### AIM
Identify every line containing the word "JSON" and reproduce each one.

### SUPPLIED DATA
>> BEGIN

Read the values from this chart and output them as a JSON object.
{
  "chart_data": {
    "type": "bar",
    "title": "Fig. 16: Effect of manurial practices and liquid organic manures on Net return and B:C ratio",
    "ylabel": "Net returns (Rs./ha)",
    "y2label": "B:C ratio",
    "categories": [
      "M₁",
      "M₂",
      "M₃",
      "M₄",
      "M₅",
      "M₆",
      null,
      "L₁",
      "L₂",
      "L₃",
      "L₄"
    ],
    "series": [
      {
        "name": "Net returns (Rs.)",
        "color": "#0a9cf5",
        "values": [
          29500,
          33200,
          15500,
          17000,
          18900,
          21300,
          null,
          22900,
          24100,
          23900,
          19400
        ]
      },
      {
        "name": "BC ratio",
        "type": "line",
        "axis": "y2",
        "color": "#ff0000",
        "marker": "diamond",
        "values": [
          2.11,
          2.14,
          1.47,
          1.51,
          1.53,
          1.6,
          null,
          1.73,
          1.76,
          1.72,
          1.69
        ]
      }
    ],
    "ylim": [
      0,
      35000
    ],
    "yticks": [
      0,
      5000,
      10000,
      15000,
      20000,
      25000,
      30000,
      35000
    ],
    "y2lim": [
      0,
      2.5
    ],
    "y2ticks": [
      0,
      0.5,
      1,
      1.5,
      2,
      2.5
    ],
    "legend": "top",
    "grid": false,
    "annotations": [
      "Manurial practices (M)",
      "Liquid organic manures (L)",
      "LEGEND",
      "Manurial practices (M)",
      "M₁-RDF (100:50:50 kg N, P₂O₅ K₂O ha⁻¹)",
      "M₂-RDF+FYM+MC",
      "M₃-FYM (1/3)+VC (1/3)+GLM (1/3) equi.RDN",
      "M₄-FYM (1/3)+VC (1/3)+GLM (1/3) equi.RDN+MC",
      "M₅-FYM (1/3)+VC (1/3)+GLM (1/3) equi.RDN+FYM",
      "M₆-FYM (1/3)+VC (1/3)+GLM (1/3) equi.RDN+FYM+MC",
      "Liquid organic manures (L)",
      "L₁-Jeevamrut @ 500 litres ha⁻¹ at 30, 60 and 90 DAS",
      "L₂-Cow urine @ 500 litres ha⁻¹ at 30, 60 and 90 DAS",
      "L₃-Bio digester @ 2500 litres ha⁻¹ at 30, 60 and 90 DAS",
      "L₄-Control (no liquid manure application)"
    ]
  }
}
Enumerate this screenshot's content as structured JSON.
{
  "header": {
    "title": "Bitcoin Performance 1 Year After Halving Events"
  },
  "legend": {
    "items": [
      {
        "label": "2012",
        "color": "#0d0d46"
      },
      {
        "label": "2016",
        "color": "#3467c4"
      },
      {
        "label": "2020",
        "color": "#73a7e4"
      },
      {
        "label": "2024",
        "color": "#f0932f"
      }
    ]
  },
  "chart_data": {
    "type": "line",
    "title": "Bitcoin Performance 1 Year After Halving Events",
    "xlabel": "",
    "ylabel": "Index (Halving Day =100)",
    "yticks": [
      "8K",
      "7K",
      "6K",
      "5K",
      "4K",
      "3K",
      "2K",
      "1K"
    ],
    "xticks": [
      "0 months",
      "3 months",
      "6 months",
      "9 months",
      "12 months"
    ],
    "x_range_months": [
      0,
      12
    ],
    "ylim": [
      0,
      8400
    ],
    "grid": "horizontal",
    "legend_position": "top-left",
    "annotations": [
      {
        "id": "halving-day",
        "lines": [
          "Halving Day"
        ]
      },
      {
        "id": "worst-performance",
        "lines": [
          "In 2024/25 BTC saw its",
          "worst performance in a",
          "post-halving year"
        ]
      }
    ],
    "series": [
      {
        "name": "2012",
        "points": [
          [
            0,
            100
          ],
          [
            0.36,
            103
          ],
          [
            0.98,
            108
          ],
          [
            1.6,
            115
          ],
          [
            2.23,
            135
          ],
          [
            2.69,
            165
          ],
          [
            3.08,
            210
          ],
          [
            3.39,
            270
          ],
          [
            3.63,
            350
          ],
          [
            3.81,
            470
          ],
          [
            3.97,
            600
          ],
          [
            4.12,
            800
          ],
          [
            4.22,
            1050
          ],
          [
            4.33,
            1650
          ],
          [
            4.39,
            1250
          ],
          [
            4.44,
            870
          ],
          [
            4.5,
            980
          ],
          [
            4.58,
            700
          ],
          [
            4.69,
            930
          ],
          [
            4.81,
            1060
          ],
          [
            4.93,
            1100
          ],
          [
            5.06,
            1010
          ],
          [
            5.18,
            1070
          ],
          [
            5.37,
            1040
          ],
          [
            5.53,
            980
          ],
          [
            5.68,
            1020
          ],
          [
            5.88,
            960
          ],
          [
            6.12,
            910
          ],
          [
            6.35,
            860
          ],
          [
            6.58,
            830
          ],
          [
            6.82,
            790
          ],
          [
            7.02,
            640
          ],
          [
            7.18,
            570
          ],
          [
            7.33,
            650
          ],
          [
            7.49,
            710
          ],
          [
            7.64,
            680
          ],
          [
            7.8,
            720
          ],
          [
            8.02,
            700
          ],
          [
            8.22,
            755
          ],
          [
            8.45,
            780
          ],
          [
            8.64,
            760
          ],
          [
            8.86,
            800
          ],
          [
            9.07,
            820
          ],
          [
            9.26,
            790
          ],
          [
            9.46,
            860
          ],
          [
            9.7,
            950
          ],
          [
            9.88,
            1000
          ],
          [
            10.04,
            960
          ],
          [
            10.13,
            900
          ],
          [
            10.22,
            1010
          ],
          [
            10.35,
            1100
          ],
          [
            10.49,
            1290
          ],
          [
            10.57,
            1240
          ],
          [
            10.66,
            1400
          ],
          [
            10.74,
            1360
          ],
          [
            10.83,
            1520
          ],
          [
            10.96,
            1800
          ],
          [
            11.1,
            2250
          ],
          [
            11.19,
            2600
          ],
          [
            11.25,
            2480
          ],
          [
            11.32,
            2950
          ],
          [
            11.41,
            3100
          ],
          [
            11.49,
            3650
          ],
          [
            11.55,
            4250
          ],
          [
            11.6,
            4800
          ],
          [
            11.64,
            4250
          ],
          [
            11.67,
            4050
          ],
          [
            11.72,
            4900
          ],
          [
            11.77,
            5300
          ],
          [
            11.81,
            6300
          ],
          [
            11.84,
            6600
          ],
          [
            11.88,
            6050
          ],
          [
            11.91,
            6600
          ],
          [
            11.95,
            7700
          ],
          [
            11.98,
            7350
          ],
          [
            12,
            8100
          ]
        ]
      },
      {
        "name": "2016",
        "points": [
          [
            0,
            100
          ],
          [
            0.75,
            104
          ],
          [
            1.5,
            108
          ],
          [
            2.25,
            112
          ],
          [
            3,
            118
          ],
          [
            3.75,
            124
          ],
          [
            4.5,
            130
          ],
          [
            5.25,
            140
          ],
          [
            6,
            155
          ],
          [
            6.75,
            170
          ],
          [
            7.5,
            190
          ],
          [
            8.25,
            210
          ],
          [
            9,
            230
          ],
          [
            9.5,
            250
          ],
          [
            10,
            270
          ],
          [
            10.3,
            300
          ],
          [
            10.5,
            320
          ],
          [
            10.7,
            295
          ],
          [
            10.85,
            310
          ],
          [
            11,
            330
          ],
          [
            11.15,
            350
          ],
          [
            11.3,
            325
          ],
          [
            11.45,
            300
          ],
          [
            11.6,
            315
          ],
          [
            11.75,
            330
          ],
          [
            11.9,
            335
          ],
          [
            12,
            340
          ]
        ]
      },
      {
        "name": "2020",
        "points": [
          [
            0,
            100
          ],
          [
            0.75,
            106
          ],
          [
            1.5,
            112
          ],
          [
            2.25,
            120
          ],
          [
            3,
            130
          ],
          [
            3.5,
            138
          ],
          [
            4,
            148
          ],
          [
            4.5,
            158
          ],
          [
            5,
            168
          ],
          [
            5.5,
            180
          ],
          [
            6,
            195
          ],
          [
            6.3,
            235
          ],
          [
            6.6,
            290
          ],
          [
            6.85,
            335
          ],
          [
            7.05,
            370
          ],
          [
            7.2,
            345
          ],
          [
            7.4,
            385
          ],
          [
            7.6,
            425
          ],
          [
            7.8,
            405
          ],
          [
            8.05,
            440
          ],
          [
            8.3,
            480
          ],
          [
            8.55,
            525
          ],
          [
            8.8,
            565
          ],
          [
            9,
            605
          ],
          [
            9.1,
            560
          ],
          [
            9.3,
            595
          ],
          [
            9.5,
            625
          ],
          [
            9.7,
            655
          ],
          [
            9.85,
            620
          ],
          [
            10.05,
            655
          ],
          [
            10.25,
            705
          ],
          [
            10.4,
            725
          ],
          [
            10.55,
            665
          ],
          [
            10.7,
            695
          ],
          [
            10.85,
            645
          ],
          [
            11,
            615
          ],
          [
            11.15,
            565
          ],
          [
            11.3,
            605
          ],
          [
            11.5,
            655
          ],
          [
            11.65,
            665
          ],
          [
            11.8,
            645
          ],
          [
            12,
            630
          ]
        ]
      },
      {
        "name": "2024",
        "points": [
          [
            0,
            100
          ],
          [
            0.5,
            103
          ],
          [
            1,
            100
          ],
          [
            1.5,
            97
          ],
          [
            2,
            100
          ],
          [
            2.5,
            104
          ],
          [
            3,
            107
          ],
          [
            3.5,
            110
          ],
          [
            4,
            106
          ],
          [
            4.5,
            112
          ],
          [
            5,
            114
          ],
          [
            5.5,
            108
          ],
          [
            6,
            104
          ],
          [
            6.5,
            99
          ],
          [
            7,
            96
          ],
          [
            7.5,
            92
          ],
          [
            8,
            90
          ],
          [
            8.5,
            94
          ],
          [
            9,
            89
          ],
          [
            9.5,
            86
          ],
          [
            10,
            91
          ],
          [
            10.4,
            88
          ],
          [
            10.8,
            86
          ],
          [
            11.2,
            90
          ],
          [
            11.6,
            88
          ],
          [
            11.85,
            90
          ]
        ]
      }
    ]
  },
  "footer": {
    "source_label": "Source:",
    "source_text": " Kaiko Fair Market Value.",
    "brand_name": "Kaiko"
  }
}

>> END

### WRITTEN SOLUTION
Read the values from this chart and output them as a JSON object.
Enumerate this screenshot's content as structured JSON.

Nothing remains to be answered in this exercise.